[TASK DIRECTIONS] Would you quote every entry exactly, dropping only the pictures?
======== THE DATA
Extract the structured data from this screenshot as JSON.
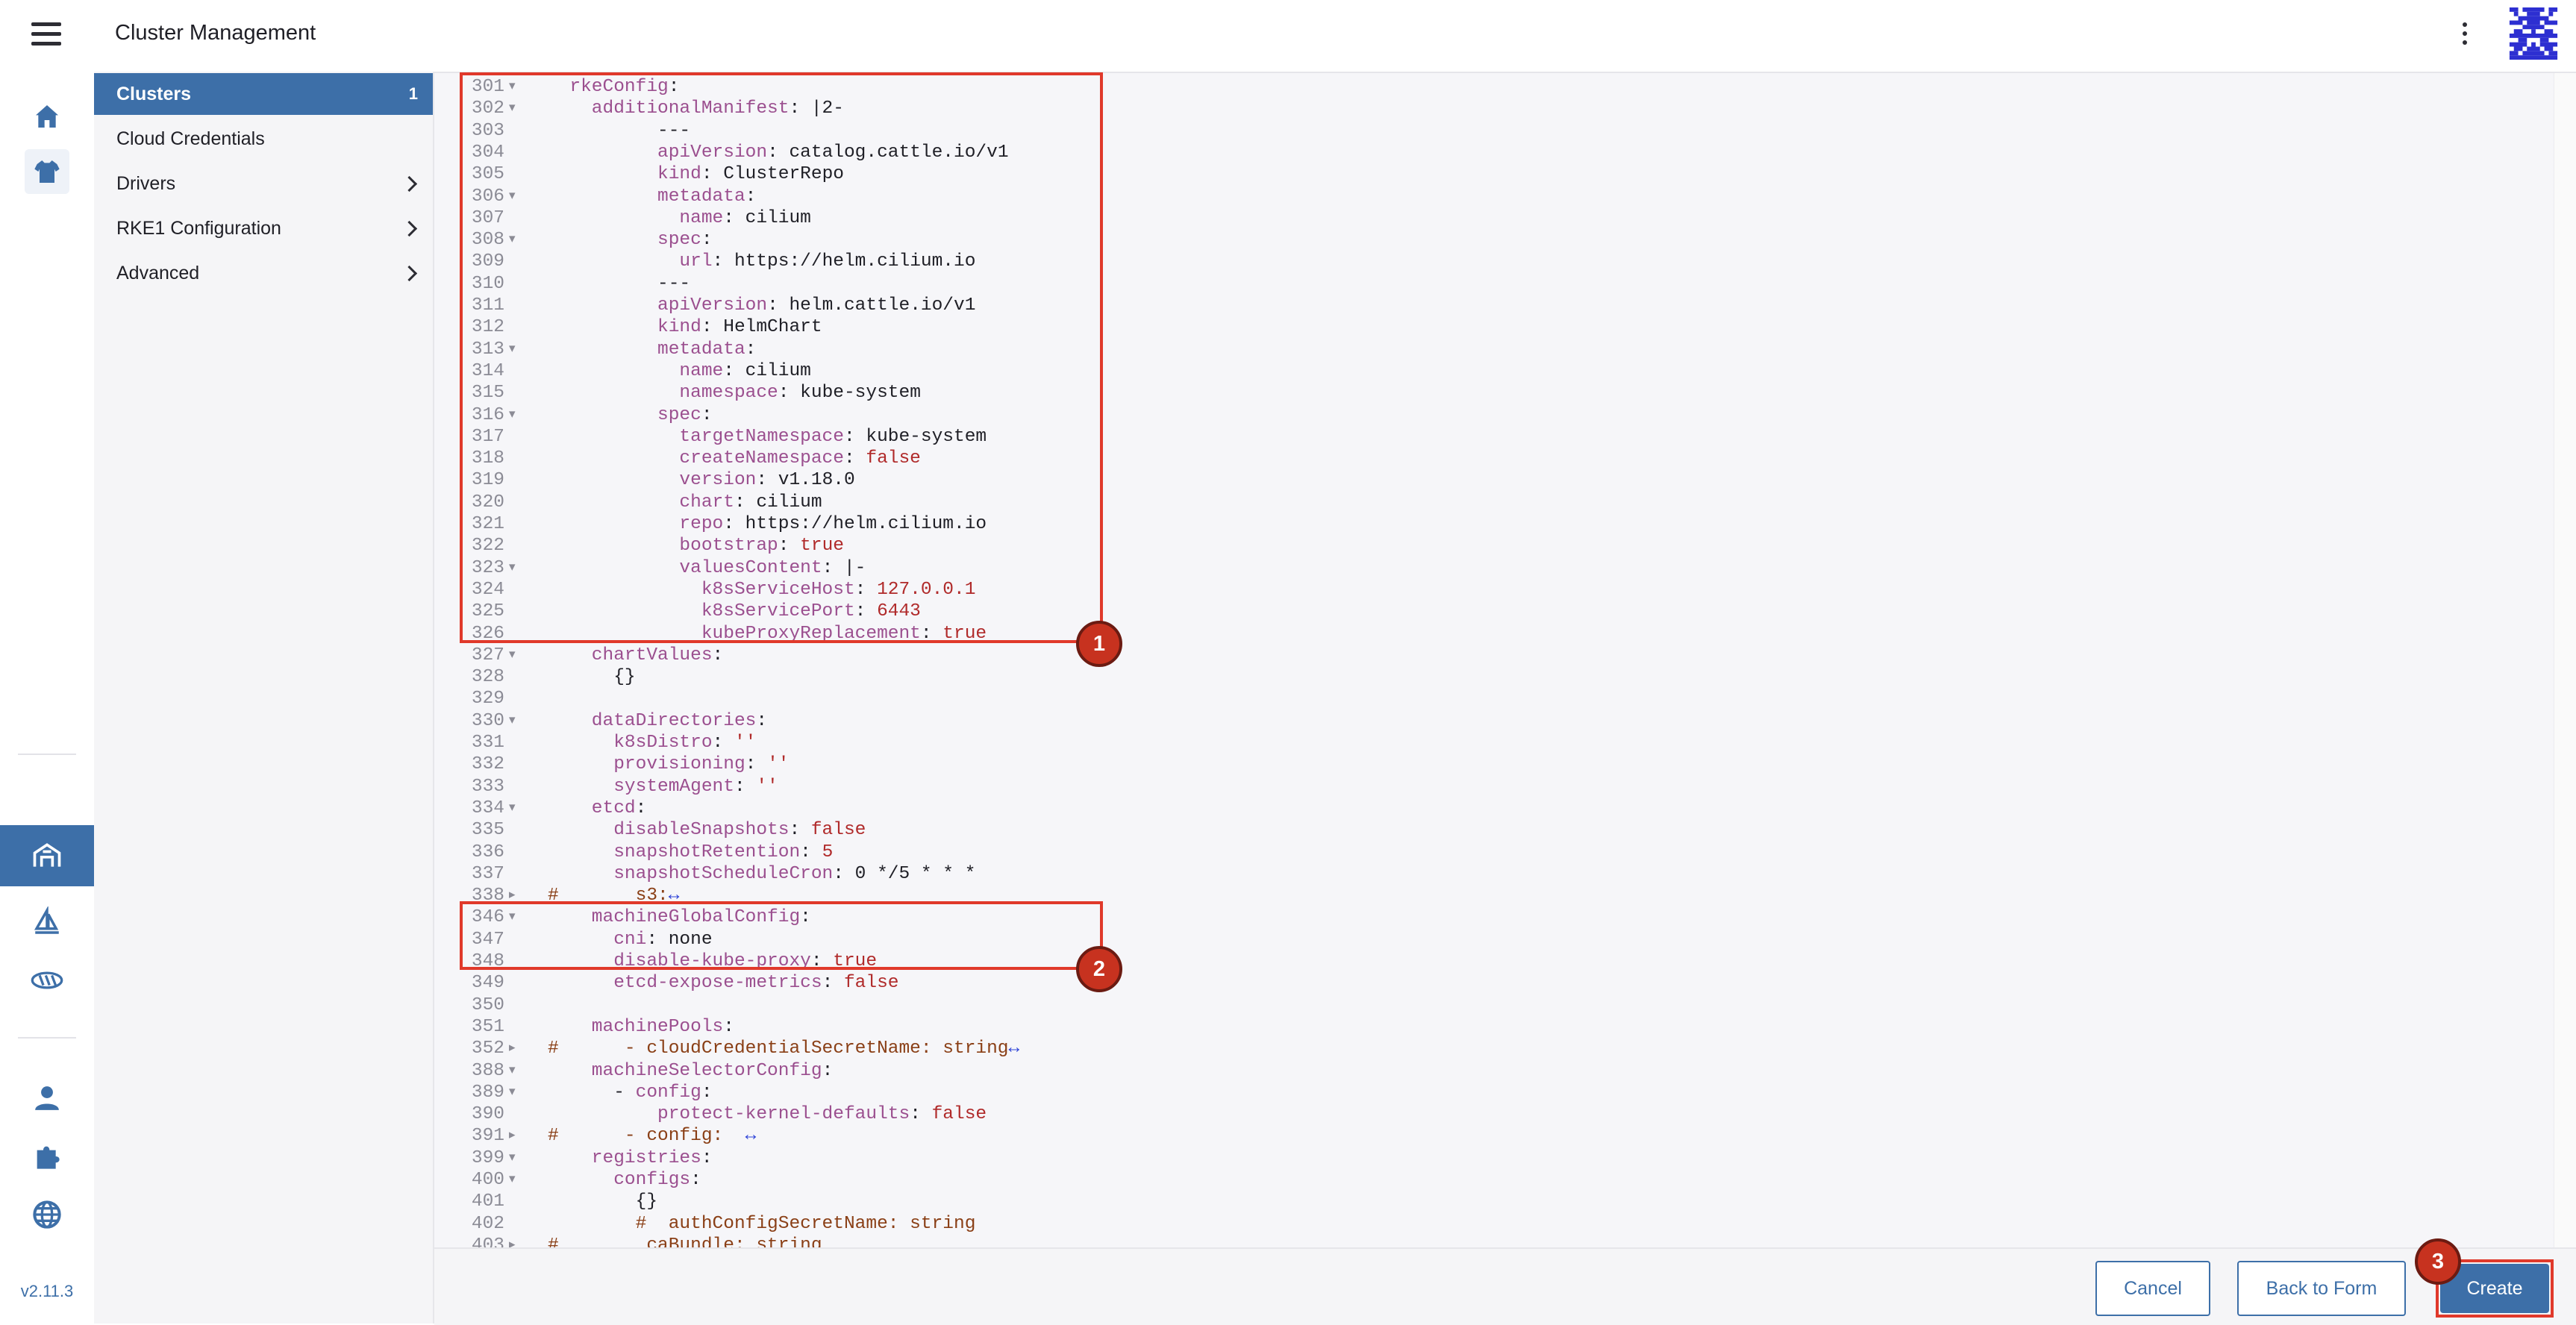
{
  "header": {
    "title": "Cluster Management"
  },
  "version": "v2.11.3",
  "sidebar": {
    "items": [
      {
        "label": "Clusters",
        "count": "1"
      },
      {
        "label": "Cloud Credentials"
      },
      {
        "label": "Drivers"
      },
      {
        "label": "RKE1 Configuration"
      },
      {
        "label": "Advanced"
      }
    ]
  },
  "editor": {
    "lines": [
      {
        "n": "301",
        "f": "▾",
        "html": "<span class=\"k\">  rkeConfig</span>:"
      },
      {
        "n": "302",
        "f": "▾",
        "html": "<span class=\"k\">    additionalManifest</span>: |2-"
      },
      {
        "n": "303",
        "f": "",
        "html": "          ---"
      },
      {
        "n": "304",
        "f": "",
        "html": "<span class=\"k\">          apiVersion</span>: catalog.cattle.io/v1"
      },
      {
        "n": "305",
        "f": "",
        "html": "<span class=\"k\">          kind</span>: ClusterRepo"
      },
      {
        "n": "306",
        "f": "▾",
        "html": "<span class=\"k\">          metadata</span>:"
      },
      {
        "n": "307",
        "f": "",
        "html": "<span class=\"k\">            name</span>: cilium"
      },
      {
        "n": "308",
        "f": "▾",
        "html": "<span class=\"k\">          spec</span>:"
      },
      {
        "n": "309",
        "f": "",
        "html": "<span class=\"k\">            url</span>: https://helm.cilium.io"
      },
      {
        "n": "310",
        "f": "",
        "html": "          ---"
      },
      {
        "n": "311",
        "f": "",
        "html": "<span class=\"k\">          apiVersion</span>: helm.cattle.io/v1"
      },
      {
        "n": "312",
        "f": "",
        "html": "<span class=\"k\">          kind</span>: HelmChart"
      },
      {
        "n": "313",
        "f": "▾",
        "html": "<span class=\"k\">          metadata</span>:"
      },
      {
        "n": "314",
        "f": "",
        "html": "<span class=\"k\">            name</span>: cilium"
      },
      {
        "n": "315",
        "f": "",
        "html": "<span class=\"k\">            namespace</span>: kube-system"
      },
      {
        "n": "316",
        "f": "▾",
        "html": "<span class=\"k\">          spec</span>:"
      },
      {
        "n": "317",
        "f": "",
        "html": "<span class=\"k\">            targetNamespace</span>: kube-system"
      },
      {
        "n": "318",
        "f": "",
        "html": "<span class=\"k\">            createNamespace</span>: <span class=\"b\">false</span>"
      },
      {
        "n": "319",
        "f": "",
        "html": "<span class=\"k\">            version</span>: v1.18.0"
      },
      {
        "n": "320",
        "f": "",
        "html": "<span class=\"k\">            chart</span>: cilium"
      },
      {
        "n": "321",
        "f": "",
        "html": "<span class=\"k\">            repo</span>: https://helm.cilium.io"
      },
      {
        "n": "322",
        "f": "",
        "html": "<span class=\"k\">            bootstrap</span>: <span class=\"b\">true</span>"
      },
      {
        "n": "323",
        "f": "▾",
        "html": "<span class=\"k\">            valuesContent</span>: |-"
      },
      {
        "n": "324",
        "f": "",
        "html": "<span class=\"k\">              k8sServiceHost</span>: <span class=\"n\">127.0.0.1</span>"
      },
      {
        "n": "325",
        "f": "",
        "html": "<span class=\"k\">              k8sServicePort</span>: <span class=\"n\">6443</span>"
      },
      {
        "n": "326",
        "f": "",
        "html": "<span class=\"k\">              kubeProxyReplacement</span>: <span class=\"b\">true</span>"
      },
      {
        "n": "327",
        "f": "▾",
        "html": "<span class=\"k\">    chartValues</span>:"
      },
      {
        "n": "328",
        "f": "",
        "html": "      {}"
      },
      {
        "n": "329",
        "f": "",
        "html": ""
      },
      {
        "n": "330",
        "f": "▾",
        "html": "<span class=\"k\">    dataDirectories</span>:"
      },
      {
        "n": "331",
        "f": "",
        "html": "<span class=\"k\">      k8sDistro</span>: <span class=\"s\">''</span>"
      },
      {
        "n": "332",
        "f": "",
        "html": "<span class=\"k\">      provisioning</span>: <span class=\"s\">''</span>"
      },
      {
        "n": "333",
        "f": "",
        "html": "<span class=\"k\">      systemAgent</span>: <span class=\"s\">''</span>"
      },
      {
        "n": "334",
        "f": "▾",
        "html": "<span class=\"k\">    etcd</span>:"
      },
      {
        "n": "335",
        "f": "",
        "html": "<span class=\"k\">      disableSnapshots</span>: <span class=\"b\">false</span>"
      },
      {
        "n": "336",
        "f": "",
        "html": "<span class=\"k\">      snapshotRetention</span>: <span class=\"n\">5</span>"
      },
      {
        "n": "337",
        "f": "",
        "html": "<span class=\"k\">      snapshotScheduleCron</span>: 0 */5 * * *"
      },
      {
        "n": "338",
        "f": "▸",
        "html": "<span class=\"c\">#       s3:</span><span class=\"ex\">↔</span>"
      },
      {
        "n": "346",
        "f": "▾",
        "html": "<span class=\"k\">    machineGlobalConfig</span>:"
      },
      {
        "n": "347",
        "f": "",
        "html": "<span class=\"k\">      cni</span>: none"
      },
      {
        "n": "348",
        "f": "",
        "html": "<span class=\"k\">      disable-kube-proxy</span>: <span class=\"b\">true</span>"
      },
      {
        "n": "349",
        "f": "",
        "html": "<span class=\"k\">      etcd-expose-metrics</span>: <span class=\"b\">false</span>"
      },
      {
        "n": "350",
        "f": "",
        "html": ""
      },
      {
        "n": "351",
        "f": "",
        "html": "<span class=\"k\">    machinePools</span>:"
      },
      {
        "n": "352",
        "f": "▸",
        "html": "<span class=\"c\">#      - cloudCredentialSecretName: string</span><span class=\"ex\">↔</span>"
      },
      {
        "n": "388",
        "f": "▾",
        "html": "<span class=\"k\">    machineSelectorConfig</span>:"
      },
      {
        "n": "389",
        "f": "▾",
        "html": "      - <span class=\"k\">config</span>:"
      },
      {
        "n": "390",
        "f": "",
        "html": "<span class=\"k\">          protect-kernel-defaults</span>: <span class=\"b\">false</span>"
      },
      {
        "n": "391",
        "f": "▸",
        "html": "<span class=\"c\">#      - config:  </span><span class=\"ex\">↔</span>"
      },
      {
        "n": "399",
        "f": "▾",
        "html": "<span class=\"k\">    registries</span>:"
      },
      {
        "n": "400",
        "f": "▾",
        "html": "<span class=\"k\">      configs</span>:"
      },
      {
        "n": "401",
        "f": "",
        "html": "        {}"
      },
      {
        "n": "402",
        "f": "",
        "html": "<span class=\"c\">        #  authConfigSecretName: string</span>"
      },
      {
        "n": "403",
        "f": "▸",
        "html": "<span class=\"c\">#        caBundle: string</span>"
      }
    ]
  },
  "callouts": {
    "one": "1",
    "two": "2",
    "three": "3"
  },
  "footer": {
    "cancel": "Cancel",
    "back": "Back to Form",
    "create": "Create"
  },
  "colors": {
    "accent": "#3d6fa8",
    "highlight": "#e0392b",
    "badge": "#c7321f"
  }
}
================
[SOLUTION TO THIS PROBLEM]
Extract the structured data from this screenshot as JSON.
{
  "header": {
    "title": "Cluster Management"
  },
  "version": "v2.11.3",
  "sidebar": {
    "items": [
      {
        "label": "Clusters",
        "count": "1"
      },
      {
        "label": "Cloud Credentials"
      },
      {
        "label": "Drivers"
      },
      {
        "label": "RKE1 Configuration"
      },
      {
        "label": "Advanced"
      }
    ]
  },
  "editor": {
    "lines": [
      {
        "n": "301",
        "f": "▾",
        "html": "<span class=\"k\">  rkeConfig</span>:"
      },
      {
        "n": "302",
        "f": "▾",
        "html": "<span class=\"k\">    additionalManifest</span>: |2-"
      },
      {
        "n": "303",
        "f": "",
        "html": "          ---"
      },
      {
        "n": "304",
        "f": "",
        "html": "<span class=\"k\">          apiVersion</span>: catalog.cattle.io/v1"
      },
      {
        "n": "305",
        "f": "",
        "html": "<span class=\"k\">          kind</span>: ClusterRepo"
      },
      {
        "n": "306",
        "f": "▾",
        "html": "<span class=\"k\">          metadata</span>:"
      },
      {
        "n": "307",
        "f": "",
        "html": "<span class=\"k\">            name</span>: cilium"
      },
      {
        "n": "308",
        "f": "▾",
        "html": "<span class=\"k\">          spec</span>:"
      },
      {
        "n": "309",
        "f": "",
        "html": "<span class=\"k\">            url</span>: https://helm.cilium.io"
      },
      {
        "n": "310",
        "f": "",
        "html": "          ---"
      },
      {
        "n": "311",
        "f": "",
        "html": "<span class=\"k\">          apiVersion</span>: helm.cattle.io/v1"
      },
      {
        "n": "312",
        "f": "",
        "html": "<span class=\"k\">          kind</span>: HelmChart"
      },
      {
        "n": "313",
        "f": "▾",
        "html": "<span class=\"k\">          metadata</span>:"
      },
      {
        "n": "314",
        "f": "",
        "html": "<span class=\"k\">            name</span>: cilium"
      },
      {
        "n": "315",
        "f": "",
        "html": "<span class=\"k\">            namespace</span>: kube-system"
      },
      {
        "n": "316",
        "f": "▾",
        "html": "<span class=\"k\">          spec</span>:"
      },
      {
        "n": "317",
        "f": "",
        "html": "<span class=\"k\">            targetNamespace</span>: kube-system"
      },
      {
        "n": "318",
        "f": "",
        "html": "<span class=\"k\">            createNamespace</span>: <span class=\"b\">false</span>"
      },
      {
        "n": "319",
        "f": "",
        "html": "<span class=\"k\">            version</span>: v1.18.0"
      },
      {
        "n": "320",
        "f": "",
        "html": "<span class=\"k\">            chart</span>: cilium"
      },
      {
        "n": "321",
        "f": "",
        "html": "<span class=\"k\">            repo</span>: https://helm.cilium.io"
      },
      {
        "n": "322",
        "f": "",
        "html": "<span class=\"k\">            bootstrap</span>: <span class=\"b\">true</span>"
      },
      {
        "n": "323",
        "f": "▾",
        "html": "<span class=\"k\">            valuesContent</span>: |-"
      },
      {
        "n": "324",
        "f": "",
        "html": "<span class=\"k\">              k8sServiceHost</span>: <span class=\"n\">127.0.0.1</span>"
      },
      {
        "n": "325",
        "f": "",
        "html": "<span class=\"k\">              k8sServicePort</span>: <span class=\"n\">6443</span>"
      },
      {
        "n": "326",
        "f": "",
        "html": "<span class=\"k\">              kubeProxyReplacement</span>: <span class=\"b\">true</span>"
      },
      {
        "n": "327",
        "f": "▾",
        "html": "<span class=\"k\">    chartValues</span>:"
      },
      {
        "n": "328",
        "f": "",
        "html": "      {}"
      },
      {
        "n": "329",
        "f": "",
        "html": ""
      },
      {
        "n": "330",
        "f": "▾",
        "html": "<span class=\"k\">    dataDirectories</span>:"
      },
      {
        "n": "331",
        "f": "",
        "html": "<span class=\"k\">      k8sDistro</span>: <span class=\"s\">''</span>"
      },
      {
        "n": "332",
        "f": "",
        "html": "<span class=\"k\">      provisioning</span>: <span class=\"s\">''</span>"
      },
      {
        "n": "333",
        "f": "",
        "html": "<span class=\"k\">      systemAgent</span>: <span class=\"s\">''</span>"
      },
      {
        "n": "334",
        "f": "▾",
        "html": "<span class=\"k\">    etcd</span>:"
      },
      {
        "n": "335",
        "f": "",
        "html": "<span class=\"k\">      disableSnapshots</span>: <span class=\"b\">false</span>"
      },
      {
        "n": "336",
        "f": "",
        "html": "<span class=\"k\">      snapshotRetention</span>: <span class=\"n\">5</span>"
      },
      {
        "n": "337",
        "f": "",
        "html": "<span class=\"k\">      snapshotScheduleCron</span>: 0 */5 * * *"
      },
      {
        "n": "338",
        "f": "▸",
        "html": "<span class=\"c\">#       s3:</span><span class=\"ex\">↔</span>"
      },
      {
        "n": "346",
        "f": "▾",
        "html": "<span class=\"k\">    machineGlobalConfig</span>:"
      },
      {
        "n": "347",
        "f": "",
        "html": "<span class=\"k\">      cni</span>: none"
      },
      {
        "n": "348",
        "f": "",
        "html": "<span class=\"k\">      disable-kube-proxy</span>: <span class=\"b\">true</span>"
      },
      {
        "n": "349",
        "f": "",
        "html": "<span class=\"k\">      etcd-expose-metrics</span>: <span class=\"b\">false</span>"
      },
      {
        "n": "350",
        "f": "",
        "html": ""
      },
      {
        "n": "351",
        "f": "",
        "html": "<span class=\"k\">    machinePools</span>:"
      },
      {
        "n": "352",
        "f": "▸",
        "html": "<span class=\"c\">#      - cloudCredentialSecretName: string</span><span class=\"ex\">↔</span>"
      },
      {
        "n": "388",
        "f": "▾",
        "html": "<span class=\"k\">    machineSelectorConfig</span>:"
      },
      {
        "n": "389",
        "f": "▾",
        "html": "      - <span class=\"k\">config</span>:"
      },
      {
        "n": "390",
        "f": "",
        "html": "<span class=\"k\">          protect-kernel-defaults</span>: <span class=\"b\">false</span>"
      },
      {
        "n": "391",
        "f": "▸",
        "html": "<span class=\"c\">#      - config:  </span><span class=\"ex\">↔</span>"
      },
      {
        "n": "399",
        "f": "▾",
        "html": "<span class=\"k\">    registries</span>:"
      },
      {
        "n": "400",
        "f": "▾",
        "html": "<span class=\"k\">      configs</span>:"
      },
      {
        "n": "401",
        "f": "",
        "html": "        {}"
      },
      {
        "n": "402",
        "f": "",
        "html": "<span class=\"c\">        #  authConfigSecretName: string</span>"
      },
      {
        "n": "403",
        "f": "▸",
        "html": "<span class=\"c\">#        caBundle: string</span>"
      }
    ]
  },
  "callouts": {
    "one": "1",
    "two": "2",
    "three": "3"
  },
  "footer": {
    "cancel": "Cancel",
    "back": "Back to Form",
    "create": "Create"
  },
  "colors": {
    "accent": "#3d6fa8",
    "highlight": "#e0392b",
    "badge": "#c7321f"
  }
}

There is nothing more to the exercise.